## [Instruction]
Restate each of the lines below word for word and drop every picture.

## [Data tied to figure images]
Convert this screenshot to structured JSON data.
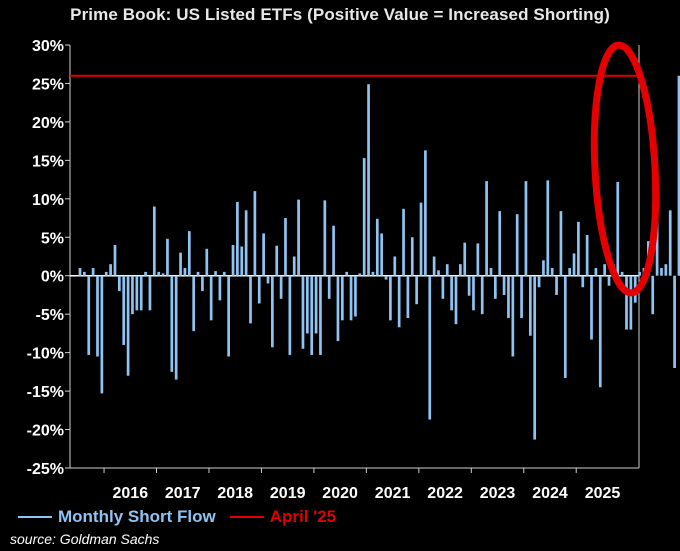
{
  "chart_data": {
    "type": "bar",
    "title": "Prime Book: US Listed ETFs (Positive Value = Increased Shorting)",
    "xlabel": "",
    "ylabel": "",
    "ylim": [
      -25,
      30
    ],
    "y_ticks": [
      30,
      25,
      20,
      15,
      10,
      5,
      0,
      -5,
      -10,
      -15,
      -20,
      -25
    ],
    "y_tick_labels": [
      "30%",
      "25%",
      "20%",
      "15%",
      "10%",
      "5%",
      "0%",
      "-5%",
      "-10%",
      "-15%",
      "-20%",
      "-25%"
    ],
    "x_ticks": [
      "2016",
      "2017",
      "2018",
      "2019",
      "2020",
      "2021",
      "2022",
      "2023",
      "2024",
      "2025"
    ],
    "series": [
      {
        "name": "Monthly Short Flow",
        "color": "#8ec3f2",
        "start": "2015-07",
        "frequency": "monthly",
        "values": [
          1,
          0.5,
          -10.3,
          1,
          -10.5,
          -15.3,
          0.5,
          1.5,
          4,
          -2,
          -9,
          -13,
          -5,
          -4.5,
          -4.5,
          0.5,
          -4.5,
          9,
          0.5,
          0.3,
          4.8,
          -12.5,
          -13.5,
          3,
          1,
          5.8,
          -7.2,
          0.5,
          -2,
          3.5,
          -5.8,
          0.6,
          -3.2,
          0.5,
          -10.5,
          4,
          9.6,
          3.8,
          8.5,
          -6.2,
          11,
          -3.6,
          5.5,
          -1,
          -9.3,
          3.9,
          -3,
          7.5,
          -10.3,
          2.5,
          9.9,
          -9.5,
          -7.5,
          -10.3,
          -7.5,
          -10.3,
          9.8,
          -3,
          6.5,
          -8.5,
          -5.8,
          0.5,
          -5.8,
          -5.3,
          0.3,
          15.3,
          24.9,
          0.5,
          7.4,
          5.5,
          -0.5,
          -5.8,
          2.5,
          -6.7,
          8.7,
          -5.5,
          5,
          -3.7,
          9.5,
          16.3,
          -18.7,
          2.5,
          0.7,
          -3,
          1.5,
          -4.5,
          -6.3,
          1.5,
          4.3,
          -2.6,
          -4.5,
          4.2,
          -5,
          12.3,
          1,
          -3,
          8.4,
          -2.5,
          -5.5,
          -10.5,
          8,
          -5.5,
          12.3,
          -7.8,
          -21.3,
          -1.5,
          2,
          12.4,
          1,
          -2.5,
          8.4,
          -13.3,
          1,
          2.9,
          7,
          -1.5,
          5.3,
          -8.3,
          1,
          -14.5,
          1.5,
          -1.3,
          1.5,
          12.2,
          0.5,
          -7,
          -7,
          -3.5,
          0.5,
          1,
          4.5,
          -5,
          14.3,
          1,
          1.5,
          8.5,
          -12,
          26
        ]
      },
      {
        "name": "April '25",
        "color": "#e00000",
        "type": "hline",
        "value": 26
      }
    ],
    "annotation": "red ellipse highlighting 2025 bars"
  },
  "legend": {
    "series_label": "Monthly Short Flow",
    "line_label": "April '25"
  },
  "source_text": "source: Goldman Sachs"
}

## [Solution to this exercise]
Convert this screenshot to structured JSON data.
{
  "chart_data": {
    "type": "bar",
    "title": "Prime Book: US Listed ETFs (Positive Value = Increased Shorting)",
    "xlabel": "",
    "ylabel": "",
    "ylim": [
      -25,
      30
    ],
    "y_ticks": [
      30,
      25,
      20,
      15,
      10,
      5,
      0,
      -5,
      -10,
      -15,
      -20,
      -25
    ],
    "y_tick_labels": [
      "30%",
      "25%",
      "20%",
      "15%",
      "10%",
      "5%",
      "0%",
      "-5%",
      "-10%",
      "-15%",
      "-20%",
      "-25%"
    ],
    "x_ticks": [
      "2016",
      "2017",
      "2018",
      "2019",
      "2020",
      "2021",
      "2022",
      "2023",
      "2024",
      "2025"
    ],
    "series": [
      {
        "name": "Monthly Short Flow",
        "color": "#8ec3f2",
        "start": "2015-07",
        "frequency": "monthly",
        "values": [
          1,
          0.5,
          -10.3,
          1,
          -10.5,
          -15.3,
          0.5,
          1.5,
          4,
          -2,
          -9,
          -13,
          -5,
          -4.5,
          -4.5,
          0.5,
          -4.5,
          9,
          0.5,
          0.3,
          4.8,
          -12.5,
          -13.5,
          3,
          1,
          5.8,
          -7.2,
          0.5,
          -2,
          3.5,
          -5.8,
          0.6,
          -3.2,
          0.5,
          -10.5,
          4,
          9.6,
          3.8,
          8.5,
          -6.2,
          11,
          -3.6,
          5.5,
          -1,
          -9.3,
          3.9,
          -3,
          7.5,
          -10.3,
          2.5,
          9.9,
          -9.5,
          -7.5,
          -10.3,
          -7.5,
          -10.3,
          9.8,
          -3,
          6.5,
          -8.5,
          -5.8,
          0.5,
          -5.8,
          -5.3,
          0.3,
          15.3,
          24.9,
          0.5,
          7.4,
          5.5,
          -0.5,
          -5.8,
          2.5,
          -6.7,
          8.7,
          -5.5,
          5,
          -3.7,
          9.5,
          16.3,
          -18.7,
          2.5,
          0.7,
          -3,
          1.5,
          -4.5,
          -6.3,
          1.5,
          4.3,
          -2.6,
          -4.5,
          4.2,
          -5,
          12.3,
          1,
          -3,
          8.4,
          -2.5,
          -5.5,
          -10.5,
          8,
          -5.5,
          12.3,
          -7.8,
          -21.3,
          -1.5,
          2,
          12.4,
          1,
          -2.5,
          8.4,
          -13.3,
          1,
          2.9,
          7,
          -1.5,
          5.3,
          -8.3,
          1,
          -14.5,
          1.5,
          -1.3,
          1.5,
          12.2,
          0.5,
          -7,
          -7,
          -3.5,
          0.5,
          1,
          4.5,
          -5,
          14.3,
          1,
          1.5,
          8.5,
          -12,
          26
        ]
      },
      {
        "name": "April '25",
        "color": "#e00000",
        "type": "hline",
        "value": 26
      }
    ],
    "annotation": "red ellipse highlighting 2025 bars"
  },
  "legend": {
    "series_label": "Monthly Short Flow",
    "line_label": "April '25"
  },
  "source_text": "source: Goldman Sachs"
}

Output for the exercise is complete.